## [Task details]
Go through the material below and copy all lines with "Rústico".

* Begin Data supplied *

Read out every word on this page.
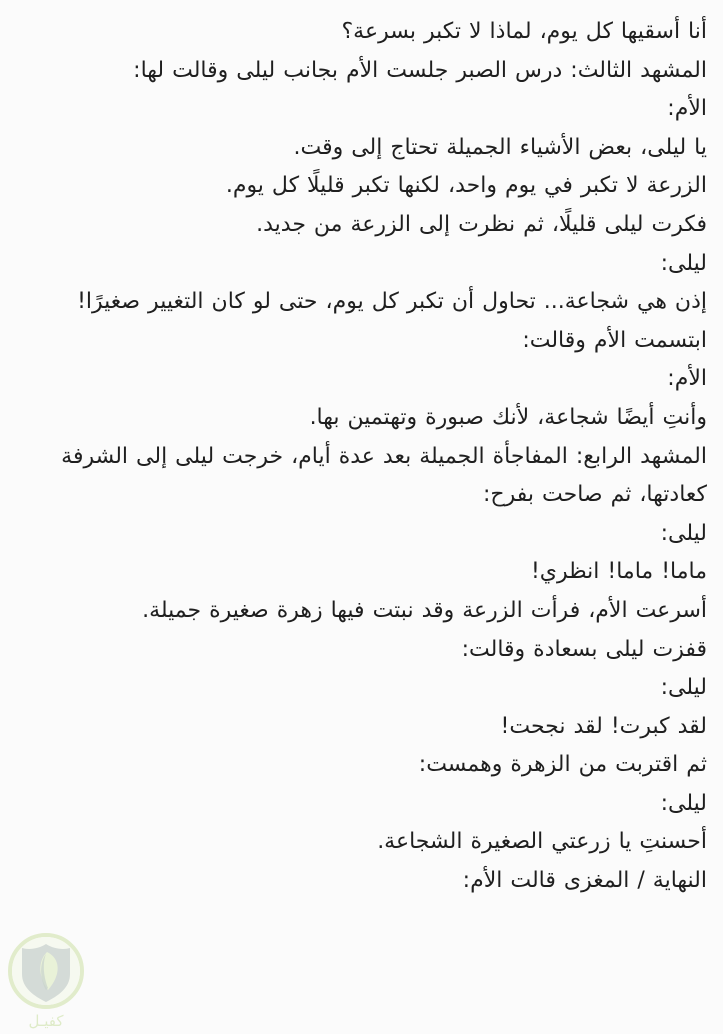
أنا أسقيها كل يوم، لماذا لا تكبر بسرعة؟

المشهد الثالث: درس الصبر جلست الأم بجانب ليلى وقالت لها:

الأم:

يا ليلى، بعض الأشياء الجميلة تحتاج إلى وقت.

الزرعة لا تكبر في يوم واحد، لكنها تكبر قليلًا كل يوم.

فكرت ليلى قليلًا، ثم نظرت إلى الزرعة من جديد.

ليلى:

إذن هي شجاعة... تحاول أن تكبر كل يوم، حتى لو كان التغيير صغيرًا!

ابتسمت الأم وقالت:

الأم:

وأنتِ أيضًا شجاعة، لأنك صبورة وتهتمين بها.

المشهد الرابع: المفاجأة الجميلة بعد عدة أيام، خرجت ليلى إلى الشرفة كعادتها، ثم صاحت بفرح:

ليلى:

ماما! ماما! انظري!

أسرعت الأم، فرأت الزرعة وقد نبتت فيها زهرة صغيرة جميلة.

قفزت ليلى بسعادة وقالت:

ليلى:

لقد كبرت! لقد نجحت!

ثم اقتربت من الزهرة وهمست:

ليلى:

أحسنتِ يا زرعتي الصغيرة الشجاعة.

النهاية / المغزى قالت الأم:

كفيـل
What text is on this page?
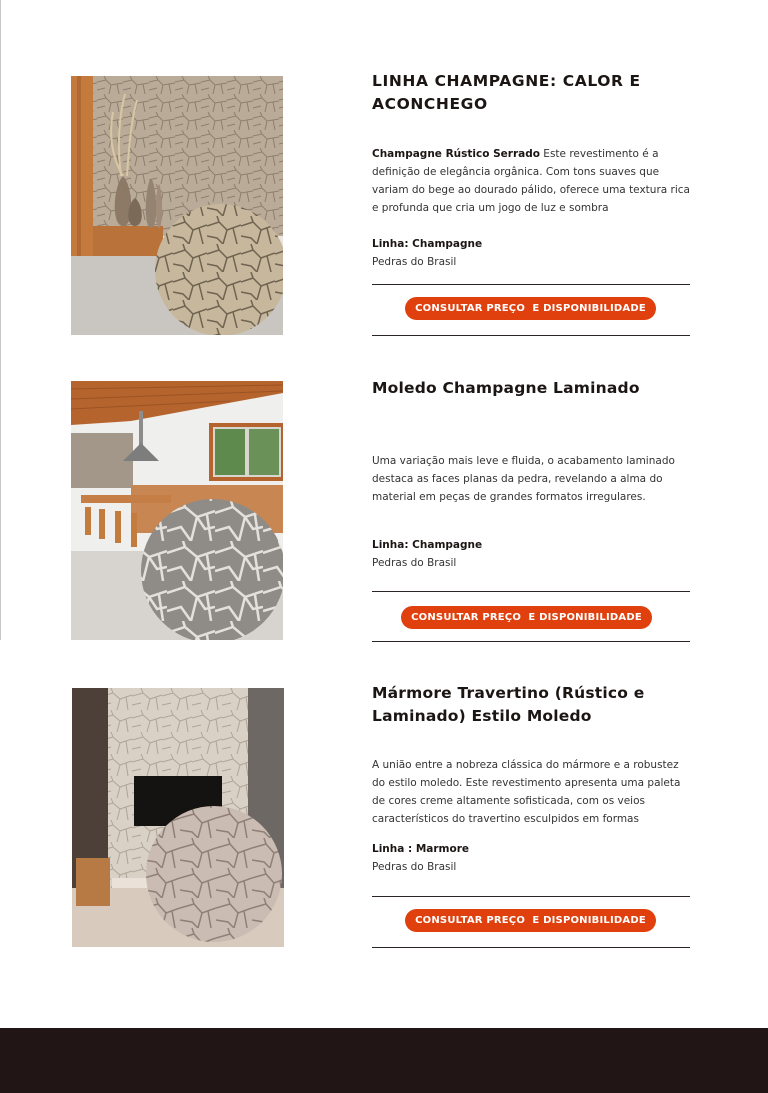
LINHA CHAMPAGNE: CALOR E ACONCHEGO

Champagne Rústico Serrado Este revestimento é a definição de elegância orgânica. Com tons suaves que variam do bege ao dourado pálido, oferece uma textura rica e profunda que cria um jogo de luz e sombra

Linha: Champagne
Pedras do Brasil
CONSULTAR PREÇO  E DISPONIBILIDADE
Moledo Champagne Laminado

Uma variação mais leve e fluida, o acabamento laminado destaca as faces planas da pedra, revelando a alma do material em peças de grandes formatos irregulares.

Linha: Champagne
Pedras do Brasil
CONSULTAR PREÇO  E DISPONIBILIDADE
Mármore Travertino (Rústico e Laminado) Estilo Moledo

A união entre a nobreza clássica do mármore e a robustez do estilo moledo. Este revestimento apresenta uma paleta de cores creme altamente sofisticada, com os veios característicos do travertino esculpidos em formas

Linha : Marmore
Pedras do Brasil
CONSULTAR PREÇO  E DISPONIBILIDADE
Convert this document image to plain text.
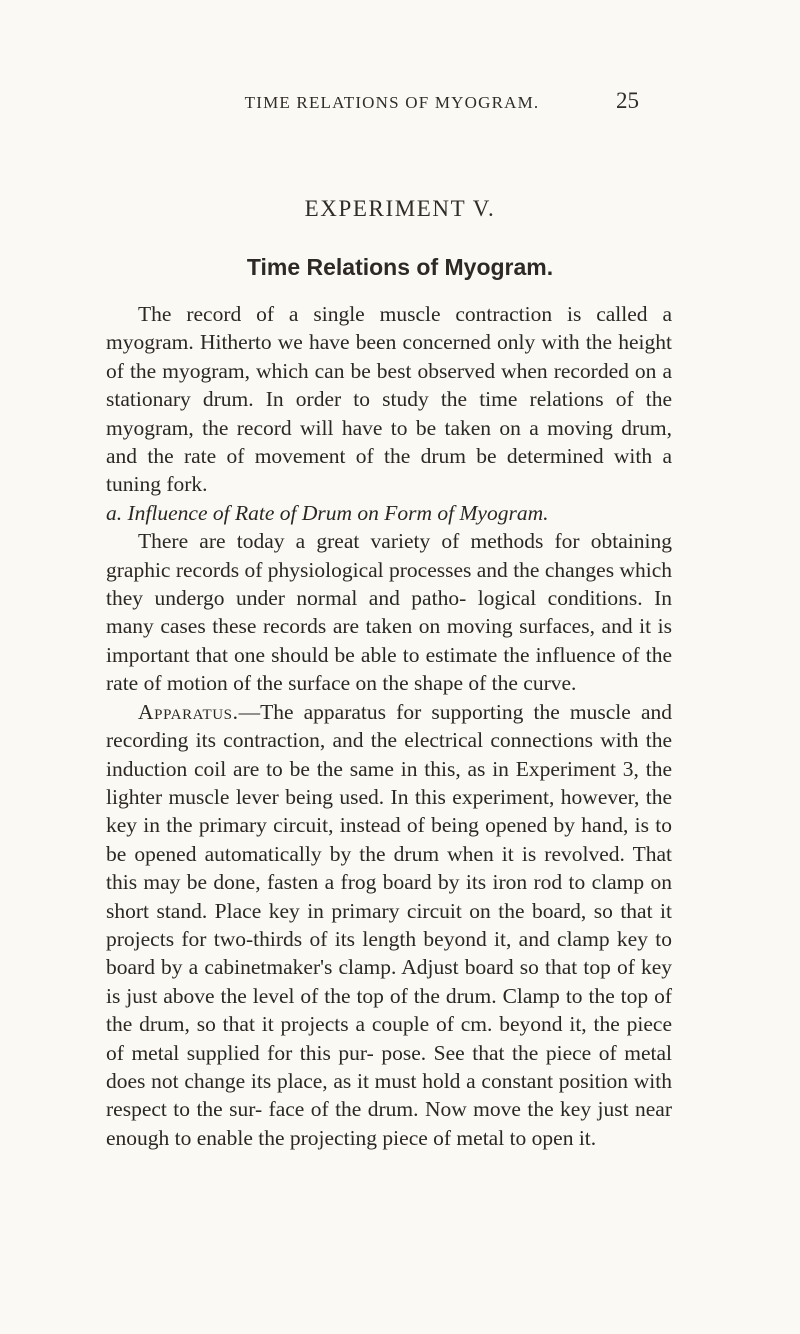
TIME RELATIONS OF MYOGRAM.	25
EXPERIMENT V.
Time Relations of Myogram.

The record of a single muscle contraction is called a myogram. Hitherto we have been concerned only with the height of the myogram, which can be best observed when recorded on a stationary drum. In order to study the time relations of the myogram, the record will have to be taken on a moving drum, and the rate of movement of the drum be determined with a tuning fork.

a. Influence of Rate of Drum on Form of Myogram.

There are today a great variety of methods for obtaining graphic records of physiological processes and the changes which they undergo under normal and patho- logical conditions. In many cases these records are taken on moving surfaces, and it is important that one should be able to estimate the influence of the rate of motion of the surface on the shape of the curve.

Apparatus.—The apparatus for supporting the muscle and recording its contraction, and the electrical connections with the induction coil are to be the same in this, as in Experiment 3, the lighter muscle lever being used. In this experiment, however, the key in the primary circuit, instead of being opened by hand, is to be opened automatically by the drum when it is revolved. That this may be done, fasten a frog board by its iron rod to clamp on short stand. Place key in primary circuit on the board, so that it projects for two-thirds of its length beyond it, and clamp key to board by a cabinetmaker's clamp. Adjust board so that top of key is just above the level of the top of the drum. Clamp to the top of the drum, so that it projects a couple of cm. beyond it, the piece of metal supplied for this pur- pose. See that the piece of metal does not change its place, as it must hold a constant position with respect to the sur- face of the drum. Now move the key just near enough to enable the projecting piece of metal to open it.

* End Data supplied *

## [Solution for this problem]
Champagne Rústico Serrado Este revestimento é a definição de elegância orgânica. Com tons suaves que variam do bege ao dourado pálido, oferece uma textura rica e profunda que cria um jogo de luz e sombra
Mármore Travertino (Rústico e Laminado) Estilo Moledo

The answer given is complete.